Exercise instructions: All the entries need to be quoted exactly, apart from the pictures, which you should drop.

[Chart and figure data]
______________________________

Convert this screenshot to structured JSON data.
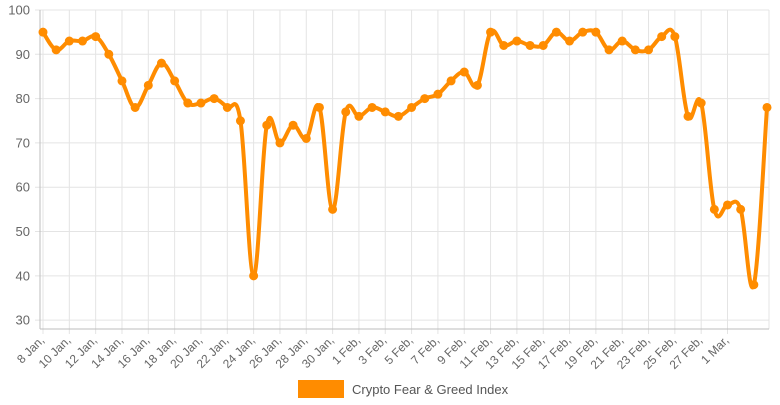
{
  "chart_data": {
    "type": "line",
    "title": "",
    "xlabel": "",
    "ylabel": "",
    "ylim": [
      28,
      100
    ],
    "yticks": [
      30,
      40,
      50,
      60,
      70,
      80,
      90,
      100
    ],
    "grid": true,
    "legend": "bottom-center",
    "categories": [
      "8 Jan,",
      "9 Jan,",
      "10 Jan,",
      "11 Jan,",
      "12 Jan,",
      "13 Jan,",
      "14 Jan,",
      "15 Jan,",
      "16 Jan,",
      "17 Jan,",
      "18 Jan,",
      "19 Jan,",
      "20 Jan,",
      "21 Jan,",
      "22 Jan,",
      "23 Jan,",
      "24 Jan,",
      "25 Jan,",
      "26 Jan,",
      "27 Jan,",
      "28 Jan,",
      "29 Jan,",
      "30 Jan,",
      "31 Jan,",
      "1 Feb,",
      "2 Feb,",
      "3 Feb,",
      "4 Feb,",
      "5 Feb,",
      "6 Feb,",
      "7 Feb,",
      "8 Feb,",
      "9 Feb,",
      "10 Feb,",
      "11 Feb,",
      "12 Feb,",
      "13 Feb,",
      "14 Feb,",
      "15 Feb,",
      "16 Feb,",
      "17 Feb,",
      "18 Feb,",
      "19 Feb,",
      "20 Feb,",
      "21 Feb,",
      "22 Feb,",
      "23 Feb,",
      "24 Feb,",
      "25 Feb,",
      "26 Feb,",
      "27 Feb,",
      "28 Feb,",
      "1 Mar,",
      "2 Mar,",
      "3 Mar,",
      "4 Mar,"
    ],
    "tick_labels": [
      "8 Jan,",
      "10 Jan,",
      "12 Jan,",
      "14 Jan,",
      "16 Jan,",
      "18 Jan,",
      "20 Jan,",
      "22 Jan,",
      "24 Jan,",
      "26 Jan,",
      "28 Jan,",
      "30 Jan,",
      "1 Feb,",
      "3 Feb,",
      "5 Feb,",
      "7 Feb,",
      "9 Feb,",
      "11 Feb,",
      "13 Feb,",
      "15 Feb,",
      "17 Feb,",
      "19 Feb,",
      "21 Feb,",
      "23 Feb,",
      "25 Feb,",
      "27 Feb,",
      "1 Mar,"
    ],
    "series": [
      {
        "name": "Crypto Fear & Greed Index",
        "color": "#FF8C00",
        "values": [
          95,
          91,
          93,
          93,
          94,
          90,
          84,
          78,
          83,
          88,
          84,
          79,
          79,
          80,
          78,
          75,
          40,
          74,
          70,
          74,
          71,
          78,
          55,
          77,
          76,
          78,
          77,
          76,
          78,
          80,
          81,
          84,
          86,
          83,
          95,
          92,
          93,
          92,
          92,
          95,
          93,
          95,
          95,
          91,
          93,
          91,
          91,
          94,
          94,
          76,
          79,
          55,
          56,
          55,
          38,
          78
        ]
      }
    ]
  }
}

______________________________

Result of this exercise:
Convert this screenshot to structured JSON data.
{
  "chart_data": {
    "type": "line",
    "title": "",
    "xlabel": "",
    "ylabel": "",
    "ylim": [
      28,
      100
    ],
    "yticks": [
      30,
      40,
      50,
      60,
      70,
      80,
      90,
      100
    ],
    "grid": true,
    "legend": "bottom-center",
    "categories": [
      "8 Jan,",
      "9 Jan,",
      "10 Jan,",
      "11 Jan,",
      "12 Jan,",
      "13 Jan,",
      "14 Jan,",
      "15 Jan,",
      "16 Jan,",
      "17 Jan,",
      "18 Jan,",
      "19 Jan,",
      "20 Jan,",
      "21 Jan,",
      "22 Jan,",
      "23 Jan,",
      "24 Jan,",
      "25 Jan,",
      "26 Jan,",
      "27 Jan,",
      "28 Jan,",
      "29 Jan,",
      "30 Jan,",
      "31 Jan,",
      "1 Feb,",
      "2 Feb,",
      "3 Feb,",
      "4 Feb,",
      "5 Feb,",
      "6 Feb,",
      "7 Feb,",
      "8 Feb,",
      "9 Feb,",
      "10 Feb,",
      "11 Feb,",
      "12 Feb,",
      "13 Feb,",
      "14 Feb,",
      "15 Feb,",
      "16 Feb,",
      "17 Feb,",
      "18 Feb,",
      "19 Feb,",
      "20 Feb,",
      "21 Feb,",
      "22 Feb,",
      "23 Feb,",
      "24 Feb,",
      "25 Feb,",
      "26 Feb,",
      "27 Feb,",
      "28 Feb,",
      "1 Mar,",
      "2 Mar,",
      "3 Mar,",
      "4 Mar,"
    ],
    "tick_labels": [
      "8 Jan,",
      "10 Jan,",
      "12 Jan,",
      "14 Jan,",
      "16 Jan,",
      "18 Jan,",
      "20 Jan,",
      "22 Jan,",
      "24 Jan,",
      "26 Jan,",
      "28 Jan,",
      "30 Jan,",
      "1 Feb,",
      "3 Feb,",
      "5 Feb,",
      "7 Feb,",
      "9 Feb,",
      "11 Feb,",
      "13 Feb,",
      "15 Feb,",
      "17 Feb,",
      "19 Feb,",
      "21 Feb,",
      "23 Feb,",
      "25 Feb,",
      "27 Feb,",
      "1 Mar,"
    ],
    "series": [
      {
        "name": "Crypto Fear & Greed Index",
        "color": "#FF8C00",
        "values": [
          95,
          91,
          93,
          93,
          94,
          90,
          84,
          78,
          83,
          88,
          84,
          79,
          79,
          80,
          78,
          75,
          40,
          74,
          70,
          74,
          71,
          78,
          55,
          77,
          76,
          78,
          77,
          76,
          78,
          80,
          81,
          84,
          86,
          83,
          95,
          92,
          93,
          92,
          92,
          95,
          93,
          95,
          95,
          91,
          93,
          91,
          91,
          94,
          94,
          76,
          79,
          55,
          56,
          55,
          38,
          78
        ]
      }
    ]
  }
}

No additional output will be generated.